(Stored data)
• • •

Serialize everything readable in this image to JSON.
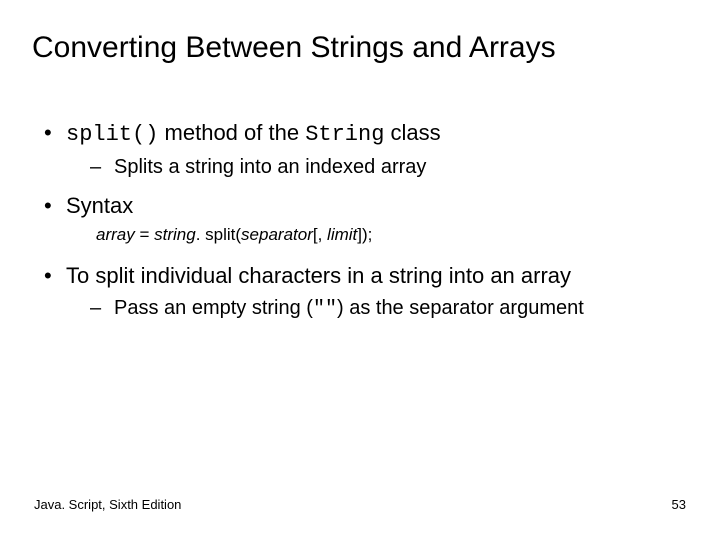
{
  "title": "Converting Between Strings and Arrays",
  "bullet1": {
    "code1": "split()",
    "mid1": " method of the ",
    "code2": "String",
    "tail": " class",
    "sub": "Splits a string into an indexed array"
  },
  "bullet2": {
    "label": "Syntax",
    "syntax": {
      "array": "array",
      "eq": " = ",
      "string": "string",
      "dot": ". ",
      "split": "split(",
      "sep": "separator",
      "brL": "[, ",
      "limit": "limit",
      "brR": "]);"
    }
  },
  "bullet3": {
    "text": "To split individual characters in a string into an array",
    "sub_pre": "Pass an empty string (",
    "sub_code": "\"\"",
    "sub_post": ") as the separator argument"
  },
  "footer": {
    "left": "Java. Script, Sixth Edition",
    "right": "53"
  }
}
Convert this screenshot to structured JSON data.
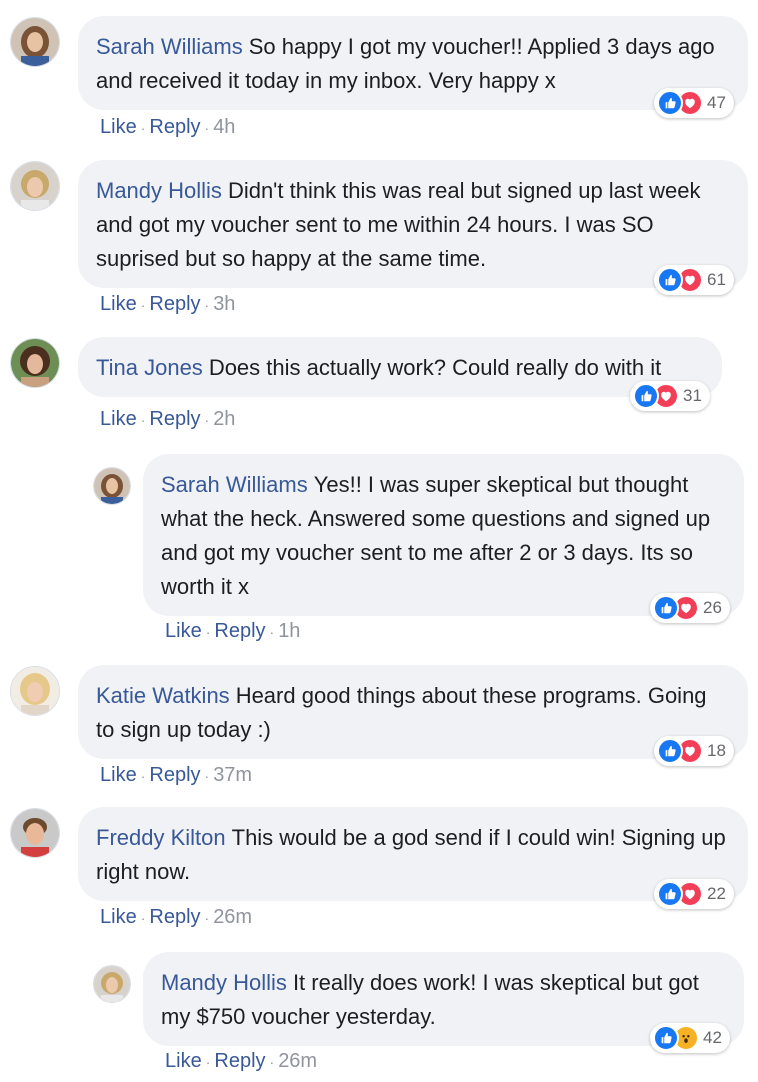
{
  "comments": [
    {
      "author": "Sarah Williams",
      "text": "So happy I got my voucher!! Applied 3 days ago and received it today in my inbox. Very happy x",
      "reaction_count": "47",
      "like_label": "Like",
      "reply_label": "Reply",
      "time": "4h"
    },
    {
      "author": "Mandy Hollis",
      "text": "Didn't think this was real but signed up last week and got my voucher sent to me within 24 hours. I was SO suprised but so happy at the same time.",
      "reaction_count": "61",
      "like_label": "Like",
      "reply_label": "Reply",
      "time": "3h"
    },
    {
      "author": "Tina Jones",
      "text": "Does this actually work? Could really do with it",
      "reaction_count": "31",
      "like_label": "Like",
      "reply_label": "Reply",
      "time": "2h"
    },
    {
      "author": "Sarah Williams",
      "text": "Yes!! I was super skeptical but thought what the heck. Answered some questions and signed up and got my voucher sent to me after 2 or 3 days. Its so worth it x",
      "reaction_count": "26",
      "like_label": "Like",
      "reply_label": "Reply",
      "time": "1h"
    },
    {
      "author": "Katie Watkins",
      "text": "Heard good things about these programs. Going to sign up today :)",
      "reaction_count": "18",
      "like_label": "Like",
      "reply_label": "Reply",
      "time": "37m"
    },
    {
      "author": "Freddy Kilton",
      "text": "This would be a god send if I could win! Signing up right now.",
      "reaction_count": "22",
      "like_label": "Like",
      "reply_label": "Reply",
      "time": "26m"
    },
    {
      "author": "Mandy Hollis",
      "text": "It really does work! I was skeptical but got my $750 voucher yesterday.",
      "reaction_count": "42",
      "like_label": "Like",
      "reply_label": "Reply",
      "time": "26m"
    }
  ],
  "reaction_types": [
    [
      "like-icon",
      "love-icon"
    ],
    [
      "like-icon",
      "love-icon"
    ],
    [
      "like-icon",
      "love-icon"
    ],
    [
      "like-icon",
      "love-icon"
    ],
    [
      "like-icon",
      "love-icon"
    ],
    [
      "like-icon",
      "love-icon"
    ],
    [
      "like-icon",
      "wow-icon"
    ]
  ],
  "colors": {
    "author_link": "#385898",
    "bubble_bg": "#f0f2f5",
    "like_blue": "#1877f2",
    "love_red": "#f33e58",
    "wow_yellow": "#f7b125",
    "meta_gray": "#90949c"
  }
}
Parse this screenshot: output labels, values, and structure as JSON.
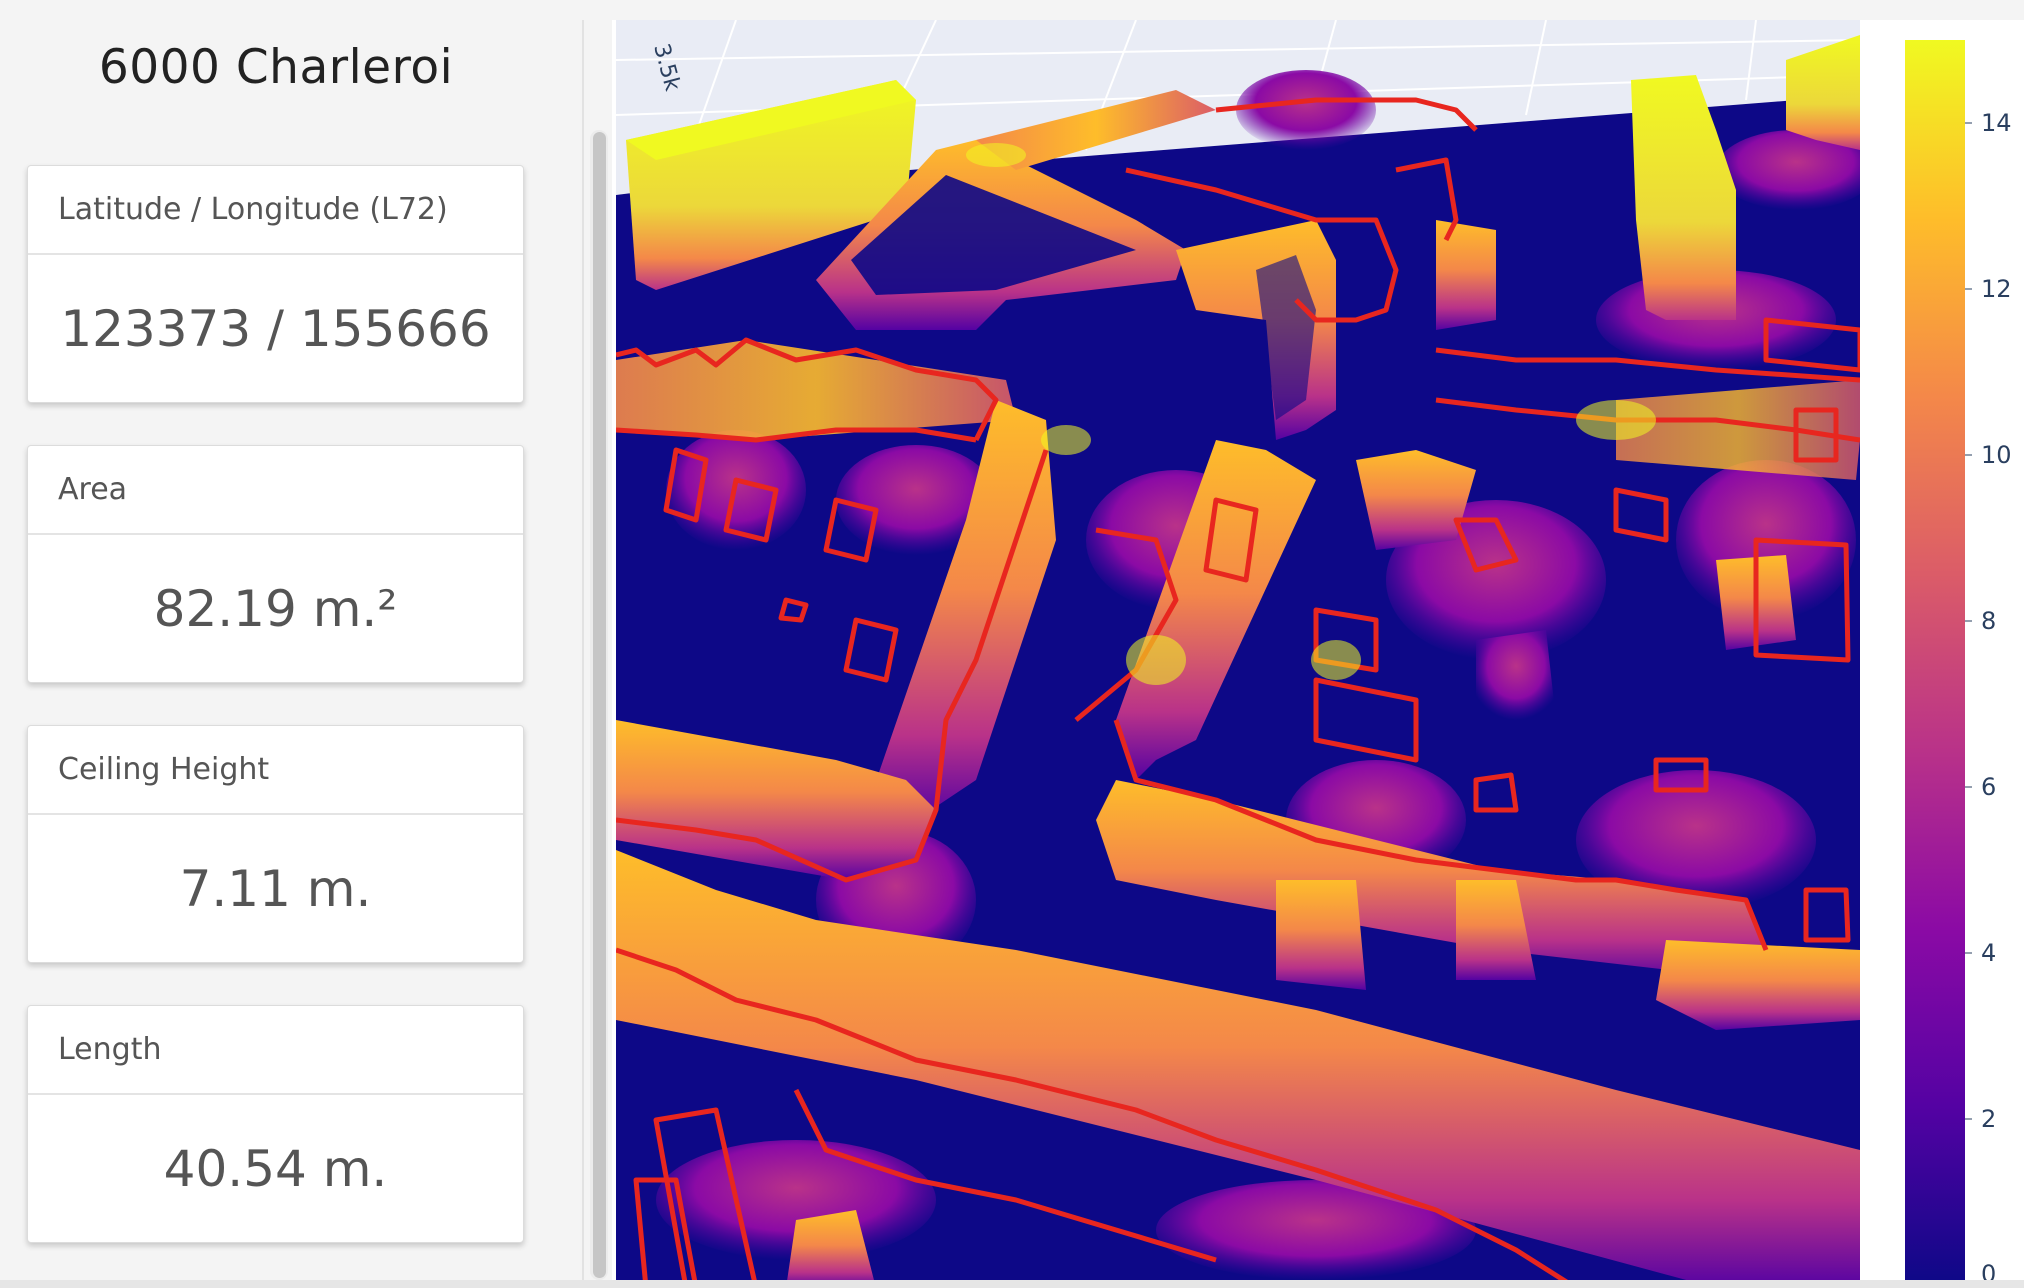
{
  "sidebar": {
    "title": "6000 Charleroi",
    "cards": [
      {
        "label": "Latitude / Longitude (L72)",
        "value": "123373 / 155666"
      },
      {
        "label": "Area",
        "value": "82.19 m.²"
      },
      {
        "label": "Ceiling Height",
        "value": "7.11 m."
      },
      {
        "label": "Length",
        "value": "40.54 m."
      }
    ]
  },
  "plot": {
    "axis_fragment": "3.5k",
    "colorscale": [
      "#0d0887",
      "#5402a3",
      "#8b0aa5",
      "#b93289",
      "#db5c68",
      "#f48849",
      "#febd2a",
      "#f0f921"
    ],
    "colorbar_ticks": [
      "14",
      "12",
      "10",
      "8",
      "6",
      "4",
      "2",
      "0"
    ],
    "colorbar_range": [
      0,
      15
    ],
    "outline_color": "#e8261f"
  }
}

• • •

(Exercise) Leave out the pictures and output the rest of the material exactly as written.

(Result of this exercise)
Serialize everything readable in this image to JSON.
{
  "title": "Converting Between Strings and Arrays",
  "bullet1": {
    "code1": "split()",
    "mid1": " method of the ",
    "code2": "String",
    "tail": " class",
    "sub": "Splits a string into an indexed array"
  },
  "bullet2": {
    "label": "Syntax",
    "syntax": {
      "array": "array",
      "eq": " = ",
      "string": "string",
      "dot": ". ",
      "split": "split(",
      "sep": "separator",
      "brL": "[, ",
      "limit": "limit",
      "brR": "]);"
    }
  },
  "bullet3": {
    "text": "To split individual characters in a string into an array",
    "sub_pre": "Pass an empty string (",
    "sub_code": "\"\"",
    "sub_post": ") as the separator argument"
  },
  "footer": {
    "left": "Java. Script, Sixth Edition",
    "right": "53"
  }
}
Convert this screenshot to structured JSON data.
{
  "comments": [
    {
      "author": "Sarah Williams",
      "text": "So happy I got my voucher!! Applied 3 days ago and received it today in my inbox. Very happy x",
      "reaction_count": "47",
      "like_label": "Like",
      "reply_label": "Reply",
      "time": "4h"
    },
    {
      "author": "Mandy Hollis",
      "text": "Didn't think this was real but signed up last week and got my voucher sent to me within 24 hours. I was SO suprised but so happy at the same time.",
      "reaction_count": "61",
      "like_label": "Like",
      "reply_label": "Reply",
      "time": "3h"
    },
    {
      "author": "Tina Jones",
      "text": "Does this actually work? Could really do with it",
      "reaction_count": "31",
      "like_label": "Like",
      "reply_label": "Reply",
      "time": "2h"
    },
    {
      "author": "Sarah Williams",
      "text": "Yes!! I was super skeptical but thought what the heck. Answered some questions and signed up and got my voucher sent to me after 2 or 3 days. Its so worth it x",
      "reaction_count": "26",
      "like_label": "Like",
      "reply_label": "Reply",
      "time": "1h"
    },
    {
      "author": "Katie Watkins",
      "text": "Heard good things about these programs. Going to sign up today :)",
      "reaction_count": "18",
      "like_label": "Like",
      "reply_label": "Reply",
      "time": "37m"
    },
    {
      "author": "Freddy Kilton",
      "text": "This would be a god send if I could win! Signing up right now.",
      "reaction_count": "22",
      "like_label": "Like",
      "reply_label": "Reply",
      "time": "26m"
    },
    {
      "author": "Mandy Hollis",
      "text": "It really does work! I was skeptical but got my $750 voucher yesterday.",
      "reaction_count": "42",
      "like_label": "Like",
      "reply_label": "Reply",
      "time": "26m"
    }
  ],
  "reaction_types": [
    [
      "like-icon",
      "love-icon"
    ],
    [
      "like-icon",
      "love-icon"
    ],
    [
      "like-icon",
      "love-icon"
    ],
    [
      "like-icon",
      "love-icon"
    ],
    [
      "like-icon",
      "love-icon"
    ],
    [
      "like-icon",
      "love-icon"
    ],
    [
      "like-icon",
      "wow-icon"
    ]
  ],
  "colors": {
    "author_link": "#385898",
    "bubble_bg": "#f0f2f5",
    "like_blue": "#1877f2",
    "love_red": "#f33e58",
    "wow_yellow": "#f7b125",
    "meta_gray": "#90949c"
  }
}
Parse this screenshot: output labels, values, and structure as JSON.
{
  "sidebar": {
    "title": "6000 Charleroi",
    "cards": [
      {
        "label": "Latitude / Longitude (L72)",
        "value": "123373 / 155666"
      },
      {
        "label": "Area",
        "value": "82.19 m.²"
      },
      {
        "label": "Ceiling Height",
        "value": "7.11 m."
      },
      {
        "label": "Length",
        "value": "40.54 m."
      }
    ]
  },
  "plot": {
    "axis_fragment": "3.5k",
    "colorscale": [
      "#0d0887",
      "#5402a3",
      "#8b0aa5",
      "#b93289",
      "#db5c68",
      "#f48849",
      "#febd2a",
      "#f0f921"
    ],
    "colorbar_ticks": [
      "14",
      "12",
      "10",
      "8",
      "6",
      "4",
      "2",
      "0"
    ],
    "colorbar_range": [
      0,
      15
    ],
    "outline_color": "#e8261f"
  }
}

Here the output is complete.